Requirement: Find every line in the records below that holds the word "graphs" and copy it.

** start Data listing **

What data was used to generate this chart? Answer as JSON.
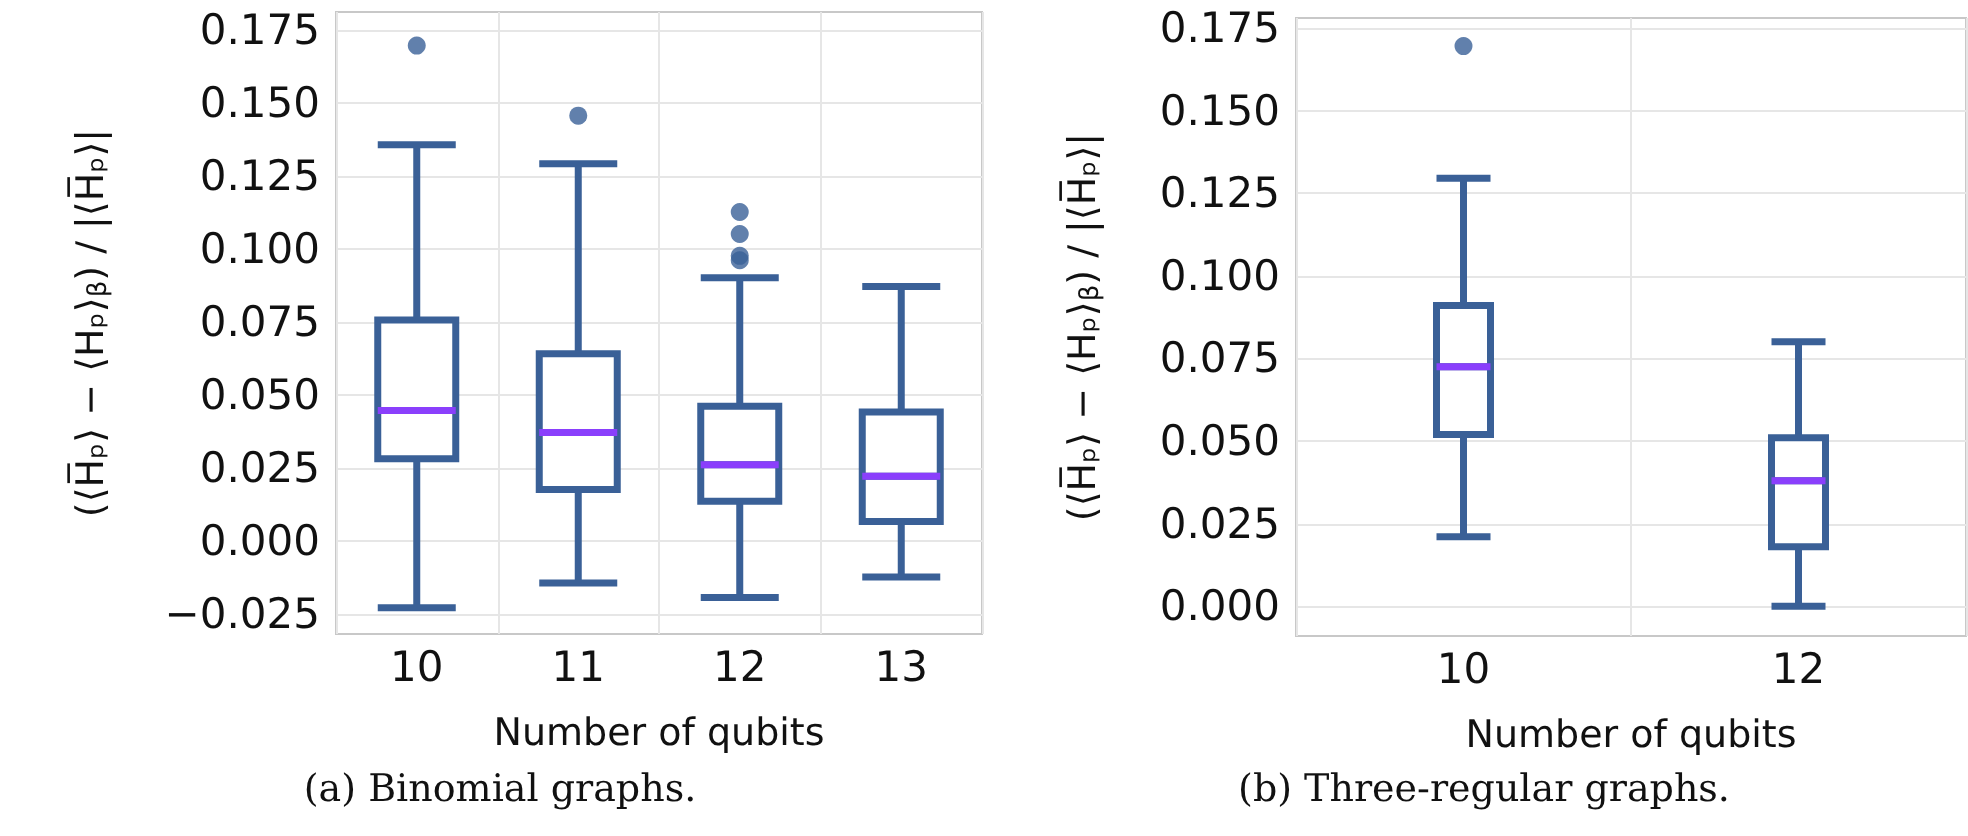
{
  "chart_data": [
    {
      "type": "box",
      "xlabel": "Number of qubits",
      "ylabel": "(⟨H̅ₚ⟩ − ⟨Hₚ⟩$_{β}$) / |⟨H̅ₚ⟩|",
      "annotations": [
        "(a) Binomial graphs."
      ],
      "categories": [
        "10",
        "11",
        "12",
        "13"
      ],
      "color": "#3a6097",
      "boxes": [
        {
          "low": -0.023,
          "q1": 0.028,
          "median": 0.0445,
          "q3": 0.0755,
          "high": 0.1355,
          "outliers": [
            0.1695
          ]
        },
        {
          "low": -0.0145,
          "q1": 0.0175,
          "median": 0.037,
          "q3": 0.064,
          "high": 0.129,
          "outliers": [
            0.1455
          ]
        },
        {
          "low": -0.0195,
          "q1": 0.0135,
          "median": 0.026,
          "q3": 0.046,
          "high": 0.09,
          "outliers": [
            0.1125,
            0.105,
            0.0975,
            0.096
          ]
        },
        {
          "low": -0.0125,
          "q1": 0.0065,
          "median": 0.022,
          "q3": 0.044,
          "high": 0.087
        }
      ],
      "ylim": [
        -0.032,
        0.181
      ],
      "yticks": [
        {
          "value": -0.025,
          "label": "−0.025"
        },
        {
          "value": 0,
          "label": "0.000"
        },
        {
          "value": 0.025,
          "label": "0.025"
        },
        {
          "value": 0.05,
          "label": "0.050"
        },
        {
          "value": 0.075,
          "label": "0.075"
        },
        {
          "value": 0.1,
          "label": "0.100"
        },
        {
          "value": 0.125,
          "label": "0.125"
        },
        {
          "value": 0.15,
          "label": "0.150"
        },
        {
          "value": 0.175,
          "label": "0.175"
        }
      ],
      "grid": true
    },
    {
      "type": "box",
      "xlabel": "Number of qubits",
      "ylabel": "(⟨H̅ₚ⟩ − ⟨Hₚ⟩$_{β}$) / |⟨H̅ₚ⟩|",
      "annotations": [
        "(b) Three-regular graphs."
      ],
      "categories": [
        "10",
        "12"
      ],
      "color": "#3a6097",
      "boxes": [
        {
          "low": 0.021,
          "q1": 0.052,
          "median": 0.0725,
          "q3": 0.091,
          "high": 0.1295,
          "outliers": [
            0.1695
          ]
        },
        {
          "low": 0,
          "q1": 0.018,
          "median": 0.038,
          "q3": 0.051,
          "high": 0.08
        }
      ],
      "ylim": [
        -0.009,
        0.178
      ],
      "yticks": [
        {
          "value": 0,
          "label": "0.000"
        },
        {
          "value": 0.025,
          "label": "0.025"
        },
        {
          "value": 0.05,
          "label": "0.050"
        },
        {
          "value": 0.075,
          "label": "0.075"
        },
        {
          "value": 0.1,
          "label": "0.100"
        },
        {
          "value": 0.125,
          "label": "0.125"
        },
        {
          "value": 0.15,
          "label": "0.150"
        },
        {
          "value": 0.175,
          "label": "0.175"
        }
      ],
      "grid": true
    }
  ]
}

** end Data listing **
** start Data listing **

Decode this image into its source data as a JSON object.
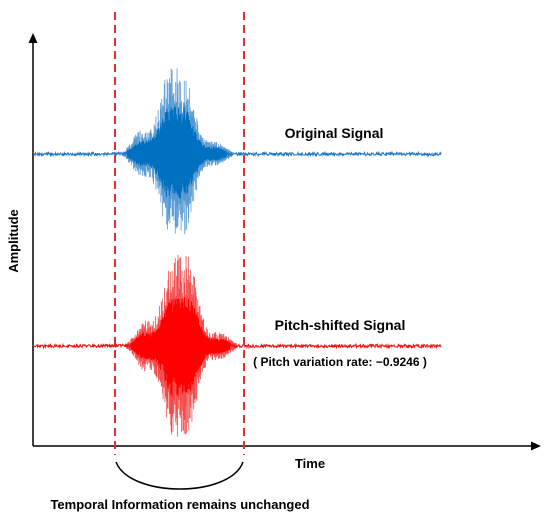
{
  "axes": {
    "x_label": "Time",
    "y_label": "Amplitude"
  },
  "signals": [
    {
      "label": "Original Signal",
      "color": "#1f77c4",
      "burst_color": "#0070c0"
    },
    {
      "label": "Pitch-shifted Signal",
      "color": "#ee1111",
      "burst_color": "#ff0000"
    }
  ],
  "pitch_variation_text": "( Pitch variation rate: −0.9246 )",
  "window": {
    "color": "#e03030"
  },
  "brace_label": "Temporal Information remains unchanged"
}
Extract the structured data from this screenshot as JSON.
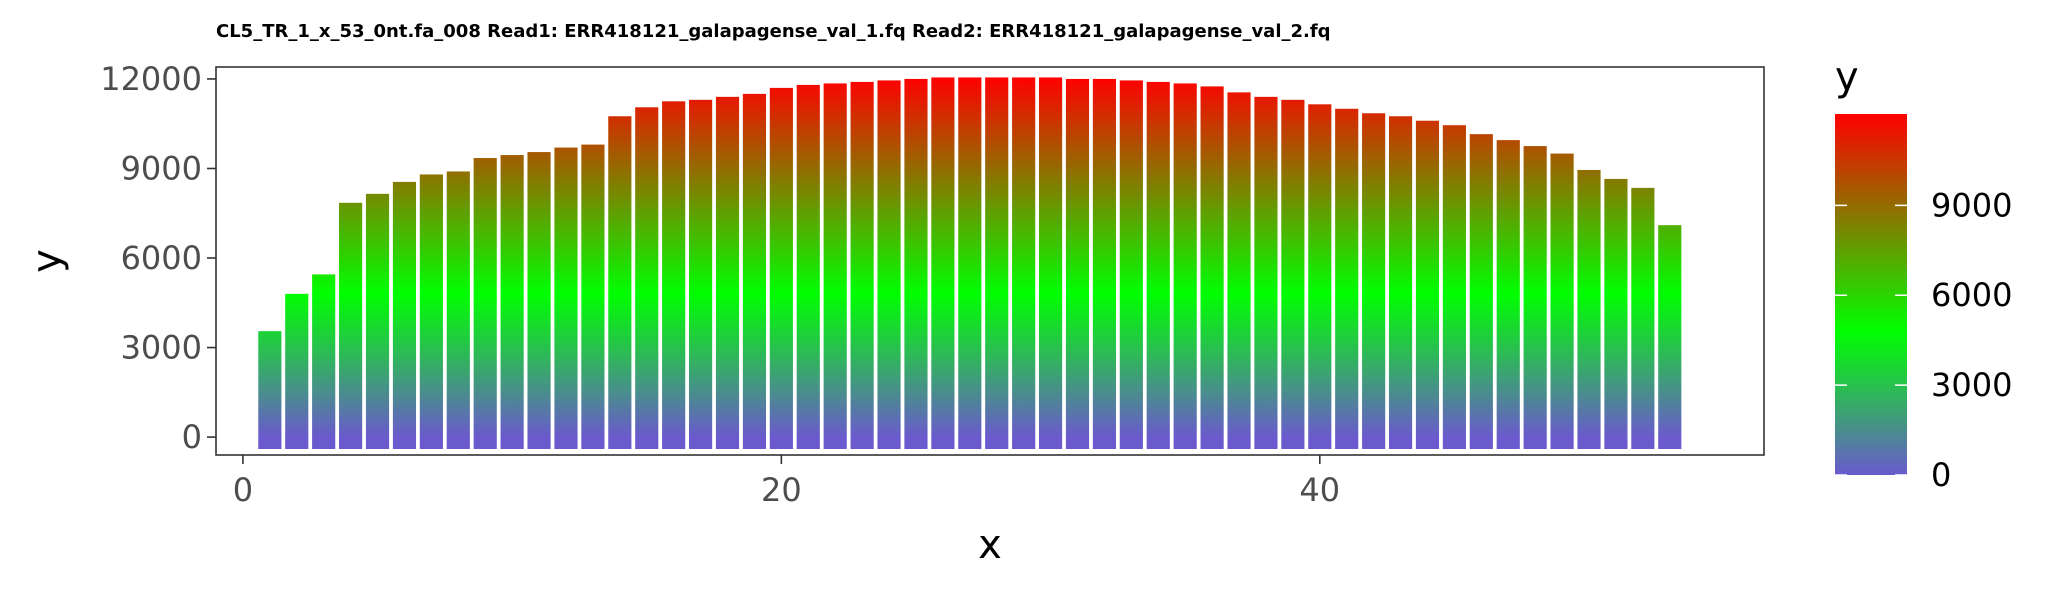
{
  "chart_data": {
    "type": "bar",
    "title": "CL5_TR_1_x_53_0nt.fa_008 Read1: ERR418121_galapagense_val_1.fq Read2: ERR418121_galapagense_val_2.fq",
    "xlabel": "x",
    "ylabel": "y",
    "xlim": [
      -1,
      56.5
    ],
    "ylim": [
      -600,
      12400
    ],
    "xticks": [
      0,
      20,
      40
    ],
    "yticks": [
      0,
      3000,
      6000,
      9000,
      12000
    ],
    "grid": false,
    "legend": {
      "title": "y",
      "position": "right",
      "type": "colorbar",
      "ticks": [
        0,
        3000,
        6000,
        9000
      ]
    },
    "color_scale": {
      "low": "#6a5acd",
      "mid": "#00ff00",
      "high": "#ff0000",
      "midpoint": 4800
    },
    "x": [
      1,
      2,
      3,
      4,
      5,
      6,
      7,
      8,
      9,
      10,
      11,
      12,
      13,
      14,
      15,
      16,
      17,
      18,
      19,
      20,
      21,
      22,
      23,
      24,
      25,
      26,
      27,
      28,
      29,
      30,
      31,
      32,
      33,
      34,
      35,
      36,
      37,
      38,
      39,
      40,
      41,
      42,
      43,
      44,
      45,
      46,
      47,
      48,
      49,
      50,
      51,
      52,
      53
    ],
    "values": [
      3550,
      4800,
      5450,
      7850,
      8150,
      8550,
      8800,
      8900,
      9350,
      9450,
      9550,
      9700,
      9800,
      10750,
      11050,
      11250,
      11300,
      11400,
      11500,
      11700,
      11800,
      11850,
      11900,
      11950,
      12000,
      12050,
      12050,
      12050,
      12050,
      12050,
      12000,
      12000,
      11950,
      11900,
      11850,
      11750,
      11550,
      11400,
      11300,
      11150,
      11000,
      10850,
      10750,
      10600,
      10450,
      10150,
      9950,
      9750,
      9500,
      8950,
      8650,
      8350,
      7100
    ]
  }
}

** end Data listing **

The solution:
        "(a) Binomial graphs."
        "(b) Three-regular graphs."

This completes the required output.